§ USING THE INFORMATION
• A. Answer these from the story-ideas text:
(i) Which book was the most popular nonfiction title in Berkeley?
(ii) How many times the normal level of estrogen was found in the drinking water of local schools in the Big Easy?
(iii) How many questions make up The Santa Fe Reporter's "Pop Quiz"?
• B. Reproduce the passage of the story-ideas text between "The judges pick" and "female mystery writers.", inclusive, with no changes.

═════ PAGE TEXT ═════

Next, Michael Mechanic, managing editor of East Bay Express, suggested going to Amazon.com, where you can search to see what its biggest sellers in your city are and then write an article on your findings. The top books and CDs people are buying in certain regions can be very telling, he says. For example, the most popular nonfiction book in Alameda, Calif., was “The Primer of Drug Addiction” while in Berkeley it was “Models of Capitalism.”
Sometimes you can find an interesting story simply by having the water tested, says Shala Carlson, managing editor of Gambit Weekly. As it turned out, local schools in the Big Easy had drinking water with nine times the level of estrogen of normal water, a statistic that was as disconcerting as it was funny. This reminded Washington City Paper senior editor Kate Marsh of a writer who decided to use off-beat methods to analyze local tap water. He gave the H2O a blood-sugar test, an aquarium-water test and a pregnancy test.
And the results?
“Our water was not pregnant,” Marsh announced proudly.
“Audience?” host Ryan Seacrest – er, rather – Tim Redmond asked. A flurry of drumming.
Other notable ideas came from interesting twists on old formulas. One paper does The Butt-Ugly Awards for the worst-looking structures in town. For Gay Pride Day, Willamette Weekly presented Portland with The Straight Issue, complete with articles like, “How to Pick Up Chicks…Like a Gay Guy.” Top-10 lists are easy — one paper did “Top 10 Things Found In Our Parking Lot.” There were some serious-minded suggestions, too. “Can Our City Go Smoke-Free?” could be an easy feature, given the nation’s growing wave of anti-smoking ordinances. Or how about a photo essay and story that follows an animal shelter dog through euthanasia? Wrenching, yes, but readable.
The judges pick their favorites
Redmond threw a box of crayons that exploded against a chair. “Heads up!” At that point, the esteemed judges decided to nominate their picks.
Tisserand chose “Presidents, We Salute You.” Pittsburgh City Paper Editor Andy Newman described a Presidents Day issue that featured photos and interviews with the presidents of local clubs like the Ferret Fanciers Club, the Three Rivers Volkswagen Club and Sisters in Crime, a group of female mystery writers.
“Pop Quiz” was Fox’s favorite. With five quick questions, The Santa Fe Reporter has devised an educational and entertaining way of shaking down local politicians. Editor Julia Goldberg says reporters simply call up candidates and test their background knowledge for the offices they’re seeking by asking questions like, “What’s the homeless population of Santa Fe?” Published complete with all the uhhhs and well . . . I dunnos, the quiz gets readers interested in local politics while putting the candid back in candidates.

═════ SOURCE INFORMATION ═════

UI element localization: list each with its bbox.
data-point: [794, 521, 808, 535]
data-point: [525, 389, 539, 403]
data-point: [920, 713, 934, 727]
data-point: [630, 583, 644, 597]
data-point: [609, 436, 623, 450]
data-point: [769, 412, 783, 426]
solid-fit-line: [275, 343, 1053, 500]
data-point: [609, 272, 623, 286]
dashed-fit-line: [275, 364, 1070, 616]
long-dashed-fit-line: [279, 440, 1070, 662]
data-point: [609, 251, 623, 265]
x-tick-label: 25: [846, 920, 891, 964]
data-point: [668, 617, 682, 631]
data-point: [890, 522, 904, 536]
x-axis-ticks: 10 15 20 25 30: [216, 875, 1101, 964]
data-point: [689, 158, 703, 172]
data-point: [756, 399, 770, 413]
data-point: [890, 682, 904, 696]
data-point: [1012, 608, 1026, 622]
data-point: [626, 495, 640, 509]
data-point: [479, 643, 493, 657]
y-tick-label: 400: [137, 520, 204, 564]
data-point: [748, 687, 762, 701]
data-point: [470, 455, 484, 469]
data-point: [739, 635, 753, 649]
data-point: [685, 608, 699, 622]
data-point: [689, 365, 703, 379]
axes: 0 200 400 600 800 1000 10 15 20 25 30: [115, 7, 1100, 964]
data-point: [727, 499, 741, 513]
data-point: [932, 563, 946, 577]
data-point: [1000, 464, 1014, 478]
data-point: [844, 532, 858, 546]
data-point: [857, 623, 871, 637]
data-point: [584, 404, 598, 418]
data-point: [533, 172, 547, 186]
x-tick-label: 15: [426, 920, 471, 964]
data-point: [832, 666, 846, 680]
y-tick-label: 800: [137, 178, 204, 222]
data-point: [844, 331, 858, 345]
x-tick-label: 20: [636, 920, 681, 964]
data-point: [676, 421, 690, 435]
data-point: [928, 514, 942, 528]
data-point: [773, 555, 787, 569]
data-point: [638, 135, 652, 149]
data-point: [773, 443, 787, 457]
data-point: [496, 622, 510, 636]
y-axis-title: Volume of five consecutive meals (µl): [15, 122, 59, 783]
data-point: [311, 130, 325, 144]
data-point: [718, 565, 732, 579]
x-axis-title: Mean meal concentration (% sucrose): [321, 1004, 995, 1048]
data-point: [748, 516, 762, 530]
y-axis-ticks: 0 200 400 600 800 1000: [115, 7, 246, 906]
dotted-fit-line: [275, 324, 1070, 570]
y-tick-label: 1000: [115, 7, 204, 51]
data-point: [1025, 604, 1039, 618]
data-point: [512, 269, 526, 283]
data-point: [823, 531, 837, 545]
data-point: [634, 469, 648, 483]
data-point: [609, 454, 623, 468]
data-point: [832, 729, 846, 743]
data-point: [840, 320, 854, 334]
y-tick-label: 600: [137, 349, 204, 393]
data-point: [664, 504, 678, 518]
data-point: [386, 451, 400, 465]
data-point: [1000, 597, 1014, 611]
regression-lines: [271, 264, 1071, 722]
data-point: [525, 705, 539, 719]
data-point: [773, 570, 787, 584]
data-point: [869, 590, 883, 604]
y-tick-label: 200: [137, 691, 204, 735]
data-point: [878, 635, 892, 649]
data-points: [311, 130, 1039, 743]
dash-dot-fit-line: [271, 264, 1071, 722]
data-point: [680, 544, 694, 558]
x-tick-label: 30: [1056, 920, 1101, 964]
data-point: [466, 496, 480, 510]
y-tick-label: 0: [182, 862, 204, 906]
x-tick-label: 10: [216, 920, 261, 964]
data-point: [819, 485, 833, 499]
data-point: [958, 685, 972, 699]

═════

§ SOLUTIONS TO THE EXERCISE
• A.
(i) "Models of Capitalism"
(ii) Nine times
(iii) Five

• B.
The judges pick their favorites
Redmond threw a box of crayons that exploded against a chair. “Heads up!” At that point, the esteemed judges decided to nominate their picks.
Tisserand chose “Presidents, We Salute You.” Pittsburgh City Paper Editor Andy Newman described a Presidents Day issue that featured photos and interviews with the presidents of local clubs like the Ferret Fanciers Club, the Three Rivers Volkswagen Club and Sisters in Crime, a group of female mystery writers.